[START]

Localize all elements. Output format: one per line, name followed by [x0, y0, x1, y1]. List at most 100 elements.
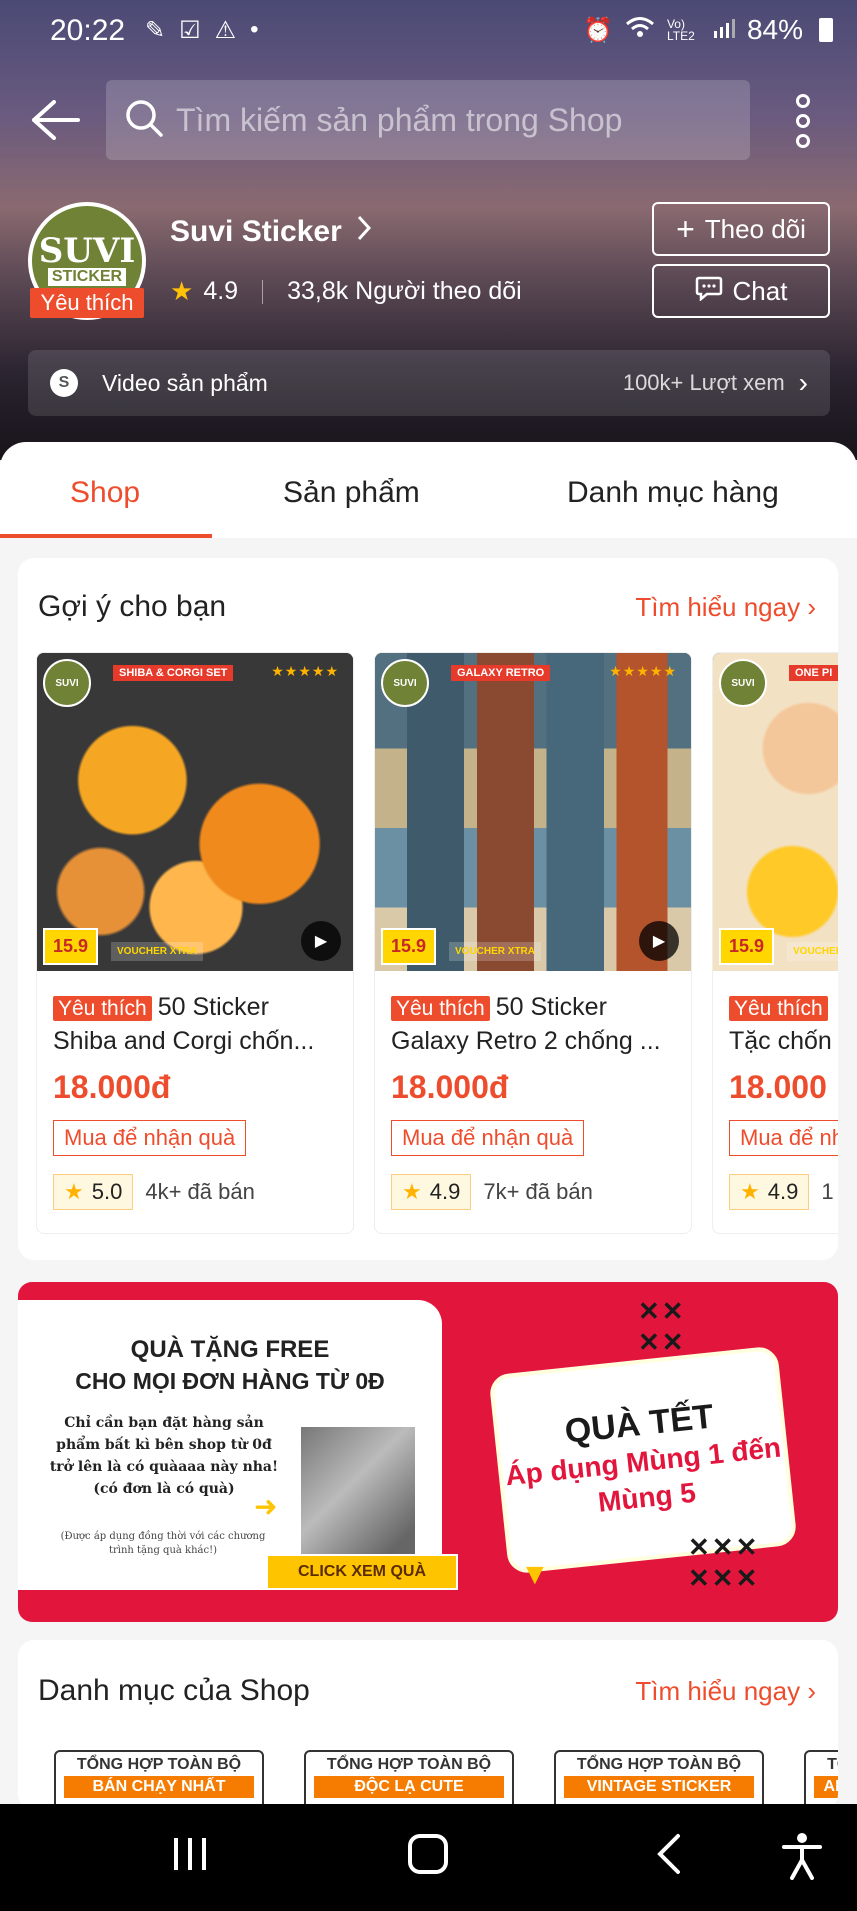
category-line2: ĐỘC LẠ CUTE — [314, 1776, 504, 1798]
status-bar: 20:22 ✎ ☑ ⚠ • ⏰ Vo) LTE2 84% — [0, 0, 857, 66]
chevron-right-icon: › — [807, 592, 816, 622]
category-item[interactable]: TỔNG HỢP TOÀN BỘ ĐỘC LẠ CUTE — [304, 1750, 514, 1810]
image-tag: SHIBA & CORGI SET — [113, 665, 234, 681]
battery-icon — [819, 18, 833, 42]
search-bar[interactable] — [106, 80, 750, 160]
product-price: 18.000 — [729, 1069, 827, 1105]
rating-value: 4.9 — [767, 1179, 799, 1204]
search-input[interactable] — [176, 101, 736, 139]
price-tag: 15.9 — [719, 928, 775, 965]
learn-more-label: Tìm hiểu ngay — [635, 592, 801, 622]
learn-more-link[interactable]: Tìm hiểu ngay › — [635, 592, 816, 623]
category-item[interactable]: TỔN ANIM — [804, 1750, 838, 1810]
learn-more-link[interactable]: Tìm hiểu ngay › — [635, 1676, 816, 1707]
chevron-right-icon — [356, 214, 372, 250]
sold-count: 4k+ đã bán — [145, 1179, 255, 1204]
shop-logo-mini: SUVI — [43, 659, 91, 707]
product-price: 18.000đ — [391, 1069, 509, 1105]
shop-tabs: Shop Sản phẩm Danh mục hàng — [0, 442, 857, 538]
banner-title: QUÀ TẶNG FREE — [130, 1336, 330, 1363]
brush-icon: ✎ — [145, 17, 166, 44]
product-title: Tặc chốn — [729, 1027, 832, 1055]
product-card[interactable]: SUVI SHIBA & CORGI SET ★★★★★ 15.9 VOUCHE… — [36, 652, 354, 1234]
follower-count: 33,8k Người theo dõi — [287, 277, 522, 305]
product-stats: ★ 4.9 1 — [729, 1174, 838, 1210]
chevron-right-icon: › — [798, 367, 808, 398]
logo-text: SUVI — [38, 231, 136, 271]
star-icon: ★ — [64, 1179, 84, 1204]
promo-label: Mua để nhận quà — [391, 1120, 585, 1156]
sold-count: 7k+ đã bán — [483, 1179, 593, 1204]
video-label: Video sản phẩm — [102, 369, 268, 396]
battery-text: 84% — [746, 14, 803, 45]
banner-subtitle: CHO MỌI ĐƠN HÀNG TỪ 0Đ — [75, 1368, 385, 1394]
product-carousel[interactable]: SUVI SHIBA & CORGI SET ★★★★★ 15.9 VOUCHE… — [36, 652, 838, 1234]
video-views: 100k+ Lượt xem — [622, 370, 785, 395]
product-image: SUVI ONE PI 15.9 VOUCHER XTRA — [713, 653, 838, 971]
favorite-badge: Yêu thích — [729, 996, 828, 1021]
tab-categories[interactable]: Danh mục hàng — [567, 476, 779, 510]
status-time: 20:22 — [50, 14, 126, 47]
arrow-right-icon: ➜ — [254, 1491, 278, 1522]
chat-button[interactable]: Chat — [652, 264, 830, 318]
tab-products[interactable]: Sản phẩm — [283, 476, 420, 510]
back-icon[interactable] — [650, 1832, 690, 1881]
notification-icons: ✎ ☑ ⚠ • — [145, 16, 259, 45]
dot-icon: • — [250, 16, 259, 43]
divider — [262, 279, 264, 304]
shop-name[interactable]: Suvi Sticker — [170, 214, 372, 250]
image-tag: ONE PI — [789, 665, 838, 681]
banner-left-panel: QUÀ TẶNG FREE CHO MỌI ĐƠN HÀNG TỪ 0Đ Chỉ… — [18, 1300, 442, 1590]
x-pattern-icon: ✕✕✕ ✕✕✕ — [688, 1532, 760, 1593]
product-name: Yêu thích 50 Sticker Shiba and Corgi chốn… — [53, 991, 337, 1055]
rating-value: 4.9 — [429, 1179, 461, 1204]
category-item[interactable]: TỔNG HỢP TOÀN BỘ BÁN CHẠY NHẤT — [54, 1750, 264, 1810]
promo-banner[interactable]: QUÀ TẶNG FREE CHO MỌI ĐƠN HÀNG TỪ 0Đ Chỉ… — [18, 1282, 838, 1622]
home-icon[interactable] — [406, 1832, 450, 1881]
star-icon: ★ — [740, 1179, 760, 1204]
star-icon: ★ — [402, 1179, 422, 1204]
product-name: Yêu thích Tặc chốn — [729, 991, 838, 1055]
tab-shop[interactable]: Shop — [70, 476, 140, 510]
alarm-icon: ⏰ — [583, 16, 613, 44]
voucher-tag: VOUCHER XTRA — [111, 942, 204, 961]
system-icons: ⏰ Vo) LTE2 84% — [583, 14, 833, 46]
shop-logo-mini: SUVI — [719, 659, 767, 707]
tet-subtitle: Áp dụng Mùng 1 đến Mùng 5 — [503, 1431, 783, 1518]
follow-label: Theo dõi — [704, 213, 806, 244]
product-name: Yêu thích 50 Sticker Galaxy Retro 2 chống… — [391, 991, 675, 1055]
category-line1: TỔNG HỢP TOÀN BỘ — [576, 1756, 742, 1773]
price-tag: 15.9 — [43, 928, 99, 965]
chat-bubble-icon — [695, 275, 723, 308]
play-icon[interactable]: ▶ — [301, 921, 341, 961]
chat-label: Chat — [732, 275, 788, 306]
product-card[interactable]: SUVI ONE PI 15.9 VOUCHER XTRA Yêu thích T… — [712, 652, 838, 1234]
recent-apps-icon[interactable] — [168, 1832, 212, 1881]
star-icon: ★ — [170, 276, 194, 306]
accessibility-icon[interactable] — [780, 1832, 824, 1885]
image-stars: ★★★★★ — [609, 663, 677, 679]
learn-more-label: Tìm hiểu ngay — [635, 1676, 801, 1706]
more-options-icon[interactable] — [790, 94, 816, 148]
category-line1: TỔNG HỢP TOÀN BỘ — [326, 1756, 492, 1773]
wifi-icon — [625, 15, 655, 45]
product-card[interactable]: SUVI GALAXY RETRO ★★★★★ 15.9 VOUCHER XTR… — [374, 652, 692, 1234]
category-line2: ANIM — [814, 1776, 838, 1798]
favorite-badge: Yêu thích — [30, 288, 144, 318]
rating-box: ★ 4.9 — [391, 1174, 472, 1210]
back-arrow-icon[interactable] — [30, 98, 80, 142]
section-title: Danh mục của Shop — [38, 1674, 310, 1707]
category-item[interactable]: TỔNG HỢP TOÀN BỘ VINTAGE STICKER — [554, 1750, 764, 1810]
voucher-tag: VOUCHER XTRA — [449, 942, 542, 961]
image-tag: GALAXY RETRO — [451, 665, 551, 681]
view-gift-button[interactable]: CLICK XEM QUÀ — [266, 1554, 458, 1590]
rating-value: 5.0 — [91, 1179, 123, 1204]
play-icon[interactable]: ▶ — [639, 921, 679, 961]
voucher-tag: VOUCHER XTRA — [787, 942, 838, 961]
product-image: SUVI GALAXY RETRO ★★★★★ 15.9 VOUCHER XTR… — [375, 653, 691, 971]
follow-button[interactable]: + Theo dõi — [652, 202, 830, 256]
banner-description: Chỉ cần bạn đặt hàng sản phẩm bất kì bên… — [49, 1415, 279, 1497]
plus-icon: + — [676, 210, 695, 247]
shop-logo-mini: SUVI — [381, 659, 429, 707]
video-products-row[interactable]: S Video sản phẩm 100k+ Lượt xem › — [28, 350, 830, 416]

[END]

• **Task to complete**: Can you lay out every line of the records above as a Markdown table with the columns Row and Line, skipping blank lines and leaving the pictures out?

• **Response**:
| Row | Line |
|---|---|
| 1 | Localize all elements. Output format: one per line, name followed by [x0, y0, x1, y1]. List at most 100 elements. |
| 2 | category-line2: ĐỘC LẠ CUTE — [314, 1776, 504, 1798] |
| 3 | status-bar: 20:22 ✎ ☑ ⚠ • ⏰ Vo) LTE2 84% — [0, 0, 857, 66] |
| 4 | chevron-right-icon: › — [807, 592, 816, 622] |
| 5 | category-item[interactable]: TỔNG HỢP TOÀN BỘ ĐỘC LẠ CUTE — [304, 1750, 514, 1810] |
| 6 | image-tag: SHIBA & CORGI SET — [113, 665, 234, 681] |
| 7 | battery-icon — [819, 18, 833, 42] |
| 8 | search-bar[interactable] — [106, 80, 750, 160] |
| 9 | product-price: 18.000 — [729, 1069, 827, 1105] |
| 10 | rating-value: 4.9 — [767, 1179, 799, 1204] |
| 11 | search-input[interactable] — [176, 101, 736, 139] |
| 12 | price-tag: 15.9 — [719, 928, 775, 965] |
| 13 | learn-more-label: Tìm hiểu ngay — [635, 592, 801, 622] |
| 14 | learn-more-link[interactable]: Tìm hiểu ngay › — [635, 592, 816, 623] |
| 15 | category-item[interactable]: TỔN ANIM — [804, 1750, 838, 1810] |
| 16 | learn-more-link[interactable]: Tìm hiểu ngay › — [635, 1676, 816, 1707] |
| 17 | chevron-right-icon — [356, 214, 372, 250] |
| 18 | sold-count: 4k+ đã bán — [145, 1179, 255, 1204] |
| 19 | shop-logo-mini: SUVI — [43, 659, 91, 707] |
| 20 | product-price: 18.000đ — [391, 1069, 509, 1105] |
| 21 | shop-tabs: Shop Sản phẩm Danh mục hàng — [0, 442, 857, 538] |
| 22 | banner-title: QUÀ TẶNG FREE — [130, 1336, 330, 1363] |
| 23 | brush-icon: ✎ — [145, 17, 166, 44] |
| 24 | product-title: Tặc chốn — [729, 1027, 832, 1055] |
| 25 | product-card[interactable]: SUVI SHIBA & CORGI SET ★★★★★ 15.9 VOUCHE… — [36, 652, 354, 1234] |
| 26 | follower-count: 33,8k Người theo dõi — [287, 277, 522, 305] |
| 27 | product-stats: ★ 4.9 1 — [729, 1174, 838, 1210] |
| 28 | chevron-right-icon: › — [798, 367, 808, 398] |
| 29 | logo-text: SUVI — [38, 231, 136, 271] |
| 30 | star-icon: ★ — [64, 1179, 84, 1204] |
| 31 | promo-label: Mua để nhận quà — [391, 1120, 585, 1156] |
| 32 | sold-count: 7k+ đã bán — [483, 1179, 593, 1204] |
| 33 | video-label: Video sản phẩm — [102, 369, 268, 396] |
| 34 | battery-text: 84% — [746, 14, 803, 45] |
| 35 | banner-subtitle: CHO MỌI ĐƠN HÀNG TỪ 0Đ — [75, 1368, 385, 1394] |
| 36 | product-carousel[interactable]: SUVI SHIBA & CORGI SET ★★★★★ 15.9 VOUCHE… — [36, 652, 838, 1234] |
| 37 | video-views: 100k+ Lượt xem — [622, 370, 785, 395] |
| 38 | product-image: SUVI ONE PI 15.9 VOUCHER XTRA — [713, 653, 838, 971] |
| 39 | favorite-badge: Yêu thích — [729, 996, 828, 1021] |
| 40 | tab-categories[interactable]: Danh mục hàng — [567, 476, 779, 510] |
| 41 | status-time: 20:22 — [50, 14, 126, 47] |
| 42 | arrow-right-icon: ➜ — [254, 1491, 278, 1522] |
| 43 | chat-button[interactable]: Chat — [652, 264, 830, 318] |
| 44 | tab-products[interactable]: Sản phẩm — [283, 476, 420, 510] |
| 45 | back-icon[interactable] — [650, 1832, 690, 1881] |
| 46 | notification-icons: ✎ ☑ ⚠ • — [145, 16, 259, 45] |
| 47 | dot-icon: • — [250, 16, 259, 43] |
| 48 | divider — [262, 279, 264, 304] |
| 49 | shop-name[interactable]: Suvi Sticker — [170, 214, 372, 250] |
| 50 | image-tag: ONE PI — [789, 665, 838, 681] |
| 51 | banner-left-panel: QUÀ TẶNG FREE CHO MỌI ĐƠN HÀNG TỪ 0Đ Chỉ… — [18, 1300, 442, 1590] |
| 52 | x-pattern-icon: ✕✕✕ ✕✕✕ — [688, 1532, 760, 1593] |
| 53 | product-name: Yêu thích 50 Sticker Shiba and Corgi chốn… — [53, 991, 337, 1055] |
| 54 | rating-value: 4.9 — [429, 1179, 461, 1204] |
| 55 | category-item[interactable]: TỔNG HỢP TOÀN BỘ BÁN CHẠY NHẤT — [54, 1750, 264, 1810] |
| 56 | promo-banner[interactable]: QUÀ TẶNG FREE CHO MỌI ĐƠN HÀNG TỪ 0Đ Chỉ… — [18, 1282, 838, 1622] |
| 57 | home-icon[interactable] — [406, 1832, 450, 1881] |
| 58 | star-icon: ★ — [740, 1179, 760, 1204] |
| 59 | star-icon: ★ — [402, 1179, 422, 1204] |
| 60 | product-name: Yêu thích Tặc chốn — [729, 991, 838, 1055] |
| 61 | tab-shop[interactable]: Shop — [70, 476, 140, 510] |
| 62 | alarm-icon: ⏰ — [583, 16, 613, 44] |
| 63 | voucher-tag: VOUCHER XTRA — [111, 942, 204, 961] |
| 64 | system-icons: ⏰ Vo) LTE2 84% — [583, 14, 833, 46] |
| 65 | shop-logo-mini: SUVI — [719, 659, 767, 707] |
| 66 | tet-subtitle: Áp dụng Mùng 1 đến Mùng 5 — [503, 1431, 783, 1518] |
| 67 | follow-label: Theo dõi — [704, 213, 806, 244] |
| 68 | product-name: Yêu thích 50 Sticker Galaxy Retro 2 chống… — [391, 991, 675, 1055] |
| 69 | category-line1: TỔNG HỢP TOÀN BỘ — [576, 1756, 742, 1773] |
| 70 | price-tag: 15.9 — [43, 928, 99, 965] |
| 71 | chat-bubble-icon — [695, 275, 723, 308] |
| 72 | play-icon[interactable]: ▶ — [301, 921, 341, 961] |
| 73 | chat-label: Chat — [732, 275, 788, 306] |
| 74 | product-card[interactable]: SUVI ONE PI 15.9 VOUCHER XTRA Yêu thích T… — [712, 652, 838, 1234] |
| 75 | recent-apps-icon[interactable] — [168, 1832, 212, 1881] |
| 76 | star-icon: ★ — [170, 276, 194, 306] |
| 77 | accessibility-icon[interactable] — [780, 1832, 824, 1885] |
| 78 | image-stars: ★★★★★ — [609, 663, 677, 679] |
| 79 | learn-more-label: Tìm hiểu ngay — [635, 1676, 801, 1706] |
| 80 | more-options-icon[interactable] — [790, 94, 816, 148] |
| 81 | category-line1: TỔNG HỢP TOÀN BỘ — [326, 1756, 492, 1773] |
| 82 | wifi-icon — [625, 15, 655, 45] |
| 83 | product-card[interactable]: SUVI GALAXY RETRO ★★★★★ 15.9 VOUCHER XTR… — [374, 652, 692, 1234] |
| 84 | category-line2: ANIM — [814, 1776, 838, 1798] |
| 85 | favorite-badge: Yêu thích — [30, 288, 144, 318] |
| 86 | rating-box: ★ 4.9 — [391, 1174, 472, 1210] |
| 87 | back-arrow-icon[interactable] — [30, 98, 80, 142] |
| 88 | section-title: Danh mục của Shop — [38, 1674, 310, 1707] |
| 89 | category-item[interactable]: TỔNG HỢP TOÀN BỘ VINTAGE STICKER — [554, 1750, 764, 1810] |
| 90 | voucher-tag: VOUCHER XTRA — [449, 942, 542, 961] |
| 91 | image-tag: GALAXY RETRO — [451, 665, 551, 681] |
| 92 | view-gift-button[interactable]: CLICK XEM QUÀ — [266, 1554, 458, 1590] |
| 93 | rating-value: 5.0 — [91, 1179, 123, 1204] |
| 94 | play-icon[interactable]: ▶ — [639, 921, 679, 961] |
| 95 | voucher-tag: VOUCHER XTRA — [787, 942, 838, 961] |
| 96 | product-image: SUVI GALAXY RETRO ★★★★★ 15.9 VOUCHER XTR… — [375, 653, 691, 971] |
| 97 | follow-button[interactable]: + Theo dõi — [652, 202, 830, 256] |
| 98 | banner-description: Chỉ cần bạn đặt hàng sản phẩm bất kì bên… — [49, 1415, 279, 1497] |
| 99 | plus-icon: + — [676, 210, 695, 247] |
| 100 | shop-logo-mini: SUVI — [381, 659, 429, 707] |
| 101 | video-products-row[interactable]: S Video sản phẩm 100k+ Lượt xem › — [28, 350, 830, 416] |